* **DESCRIPTION OF THE TASK**
Output the records. Match them exactly.

[Extracted data entries]

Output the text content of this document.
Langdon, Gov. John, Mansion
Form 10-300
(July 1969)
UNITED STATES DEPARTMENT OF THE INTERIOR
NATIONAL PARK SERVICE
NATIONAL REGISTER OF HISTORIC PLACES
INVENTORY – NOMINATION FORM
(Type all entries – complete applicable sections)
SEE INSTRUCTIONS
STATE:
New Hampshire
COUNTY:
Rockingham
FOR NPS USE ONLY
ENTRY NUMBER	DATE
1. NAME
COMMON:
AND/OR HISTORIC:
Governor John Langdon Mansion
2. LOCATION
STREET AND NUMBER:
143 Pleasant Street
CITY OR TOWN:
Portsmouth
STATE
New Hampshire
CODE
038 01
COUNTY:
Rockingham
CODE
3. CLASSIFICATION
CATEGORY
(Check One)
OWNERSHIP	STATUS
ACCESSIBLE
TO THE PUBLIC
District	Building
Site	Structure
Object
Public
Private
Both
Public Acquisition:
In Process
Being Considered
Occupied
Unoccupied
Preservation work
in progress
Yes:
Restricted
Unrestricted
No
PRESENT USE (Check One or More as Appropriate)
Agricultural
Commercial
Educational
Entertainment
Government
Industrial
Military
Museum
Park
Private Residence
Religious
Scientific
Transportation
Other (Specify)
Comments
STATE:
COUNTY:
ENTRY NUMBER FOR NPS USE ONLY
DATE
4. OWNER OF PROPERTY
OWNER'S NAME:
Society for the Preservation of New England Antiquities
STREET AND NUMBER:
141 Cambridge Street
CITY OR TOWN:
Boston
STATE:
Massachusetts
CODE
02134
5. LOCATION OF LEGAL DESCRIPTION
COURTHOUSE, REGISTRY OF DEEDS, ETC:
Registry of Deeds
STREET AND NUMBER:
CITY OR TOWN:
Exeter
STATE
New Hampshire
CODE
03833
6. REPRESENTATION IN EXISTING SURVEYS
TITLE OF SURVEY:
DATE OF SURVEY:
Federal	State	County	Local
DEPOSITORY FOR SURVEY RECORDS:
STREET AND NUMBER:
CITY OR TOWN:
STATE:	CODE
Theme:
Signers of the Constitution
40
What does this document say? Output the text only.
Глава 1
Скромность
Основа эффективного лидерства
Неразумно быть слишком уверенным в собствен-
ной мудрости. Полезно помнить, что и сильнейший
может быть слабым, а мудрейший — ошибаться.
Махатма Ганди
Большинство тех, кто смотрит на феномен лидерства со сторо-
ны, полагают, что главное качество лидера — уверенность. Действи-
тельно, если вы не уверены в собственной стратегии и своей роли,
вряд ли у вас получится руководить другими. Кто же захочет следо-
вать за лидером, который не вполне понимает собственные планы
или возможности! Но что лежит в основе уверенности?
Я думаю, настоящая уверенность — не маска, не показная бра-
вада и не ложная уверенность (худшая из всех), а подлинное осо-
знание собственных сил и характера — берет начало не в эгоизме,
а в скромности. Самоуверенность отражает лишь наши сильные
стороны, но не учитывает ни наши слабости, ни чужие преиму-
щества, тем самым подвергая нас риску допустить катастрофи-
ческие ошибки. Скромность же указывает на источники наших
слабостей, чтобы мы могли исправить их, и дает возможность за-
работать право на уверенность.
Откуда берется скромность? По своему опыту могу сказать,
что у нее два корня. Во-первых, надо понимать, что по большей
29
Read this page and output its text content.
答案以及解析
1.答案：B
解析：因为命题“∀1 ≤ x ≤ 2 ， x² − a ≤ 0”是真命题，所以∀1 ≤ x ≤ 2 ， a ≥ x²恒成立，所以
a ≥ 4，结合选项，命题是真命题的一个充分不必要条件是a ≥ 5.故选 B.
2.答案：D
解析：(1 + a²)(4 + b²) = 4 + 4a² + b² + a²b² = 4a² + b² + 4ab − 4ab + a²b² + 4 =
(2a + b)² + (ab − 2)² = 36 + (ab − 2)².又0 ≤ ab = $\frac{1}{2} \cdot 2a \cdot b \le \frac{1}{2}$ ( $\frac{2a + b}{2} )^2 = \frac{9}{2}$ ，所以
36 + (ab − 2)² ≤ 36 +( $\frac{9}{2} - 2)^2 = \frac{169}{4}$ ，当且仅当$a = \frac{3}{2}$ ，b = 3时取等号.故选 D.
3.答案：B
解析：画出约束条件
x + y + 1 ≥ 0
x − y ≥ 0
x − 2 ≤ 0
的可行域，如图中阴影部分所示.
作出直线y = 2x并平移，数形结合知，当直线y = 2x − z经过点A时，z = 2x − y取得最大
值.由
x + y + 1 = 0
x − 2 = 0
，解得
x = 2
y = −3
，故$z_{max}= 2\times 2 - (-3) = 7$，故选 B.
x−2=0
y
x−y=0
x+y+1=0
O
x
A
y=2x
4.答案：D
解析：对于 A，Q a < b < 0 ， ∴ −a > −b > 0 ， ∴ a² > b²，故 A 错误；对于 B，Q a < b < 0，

* **WRITTEN ANSWER**
Output the text content of this document.
Langdon, Gov. John, Mansion
Form 10-300
(July 1969)
UNITED STATES DEPARTMENT OF THE INTERIOR
NATIONAL PARK SERVICE
NATIONAL REGISTER OF HISTORIC PLACES
INVENTORY – NOMINATION FORM
(Type all entries – complete applicable sections)
SEE INSTRUCTIONS
STATE:
New Hampshire
COUNTY:
Rockingham
FOR NPS USE ONLY
ENTRY NUMBER	DATE
1. NAME
COMMON:
AND/OR HISTORIC:
Governor John Langdon Mansion
2. LOCATION
STREET AND NUMBER:
143 Pleasant Street
CITY OR TOWN:
Portsmouth
STATE
New Hampshire
CODE
038 01
COUNTY:
Rockingham
CODE
3. CLASSIFICATION
CATEGORY
(Check One)
OWNERSHIP	STATUS
ACCESSIBLE
TO THE PUBLIC
District	Building
Site	Structure
Object
Public
Private
Both
Public Acquisition:
In Process
Being Considered
Occupied
Unoccupied
Preservation work
in progress
Yes:
Restricted
Unrestricted
No
PRESENT USE (Check One or More as Appropriate)
Agricultural
Commercial
Educational
Entertainment
Government
Industrial
Military
Museum
Park
Private Residence
Religious
Scientific
Transportation
Other (Specify)
Comments
STATE:
COUNTY:
ENTRY NUMBER FOR NPS USE ONLY
DATE
4. OWNER OF PROPERTY
OWNER'S NAME:
Society for the Preservation of New England Antiquities
STREET AND NUMBER:
141 Cambridge Street
CITY OR TOWN:
Boston
STATE:
Massachusetts
CODE
02134
5. LOCATION OF LEGAL DESCRIPTION
COURTHOUSE, REGISTRY OF DEEDS, ETC:
Registry of Deeds
STREET AND NUMBER:
CITY OR TOWN:
Exeter
STATE
New Hampshire
CODE
03833
6. REPRESENTATION IN EXISTING SURVEYS
TITLE OF SURVEY:
DATE OF SURVEY:
Federal	State	County	Local
DEPOSITORY FOR SURVEY RECORDS:
STREET AND NUMBER:
CITY OR TOWN:
STATE:	CODE
Theme:
Signers of the Constitution
40
What does this document say? Output the text only.
Глава 1
Скромность
Основа эффективного лидерства
Неразумно быть слишком уверенным в собствен-
ной мудрости. Полезно помнить, что и сильнейший
может быть слабым, а мудрейший — ошибаться.
Махатма Ганди
Большинство тех, кто смотрит на феномен лидерства со сторо-
ны, полагают, что главное качество лидера — уверенность. Действи-
тельно, если вы не уверены в собственной стратегии и своей роли,
вряд ли у вас получится руководить другими. Кто же захочет следо-
вать за лидером, который не вполне понимает собственные планы
или возможности! Но что лежит в основе уверенности?
Я думаю, настоящая уверенность — не маска, не показная бра-
вада и не ложная уверенность (худшая из всех), а подлинное осо-
знание собственных сил и характера — берет начало не в эгоизме,
а в скромности. Самоуверенность отражает лишь наши сильные
стороны, но не учитывает ни наши слабости, ни чужие преиму-
щества, тем самым подвергая нас риску допустить катастрофи-
ческие ошибки. Скромность же указывает на источники наших
слабостей, чтобы мы могли исправить их, и дает возможность за-
работать право на уверенность.
Откуда берется скромность? По своему опыту могу сказать,
что у нее два корня. Во-первых, надо понимать, что по большей
29
Read this page and output its text content.
答案以及解析
1.答案：B
解析：因为命题“∀1 ≤ x ≤ 2 ， x² − a ≤ 0”是真命题，所以∀1 ≤ x ≤ 2 ， a ≥ x²恒成立，所以
a ≥ 4，结合选项，命题是真命题的一个充分不必要条件是a ≥ 5.故选 B.
2.答案：D
解析：(1 + a²)(4 + b²) = 4 + 4a² + b² + a²b² = 4a² + b² + 4ab − 4ab + a²b² + 4 =
(2a + b)² + (ab − 2)² = 36 + (ab − 2)².又0 ≤ ab = $\frac{1}{2} \cdot 2a \cdot b \le \frac{1}{2}$ ( $\frac{2a + b}{2} )^2 = \frac{9}{2}$ ，所以
36 + (ab − 2)² ≤ 36 +( $\frac{9}{2} - 2)^2 = \frac{169}{4}$ ，当且仅当$a = \frac{3}{2}$ ，b = 3时取等号.故选 D.
3.答案：B
解析：画出约束条件
x + y + 1 ≥ 0
x − y ≥ 0
x − 2 ≤ 0
的可行域，如图中阴影部分所示.
作出直线y = 2x并平移，数形结合知，当直线y = 2x − z经过点A时，z = 2x − y取得最大
值.由
x + y + 1 = 0
x − 2 = 0
，解得
x = 2
y = −3
，故$z_{max}= 2\times 2 - (-3) = 7$，故选 B.
x−2=0
y
x−y=0
x+y+1=0
O
x
A
y=2x
4.答案：D
解析：对于 A，Q a < b < 0 ， ∴ −a > −b > 0 ， ∴ a² > b²，故 A 错误；对于 B，Q a < b < 0，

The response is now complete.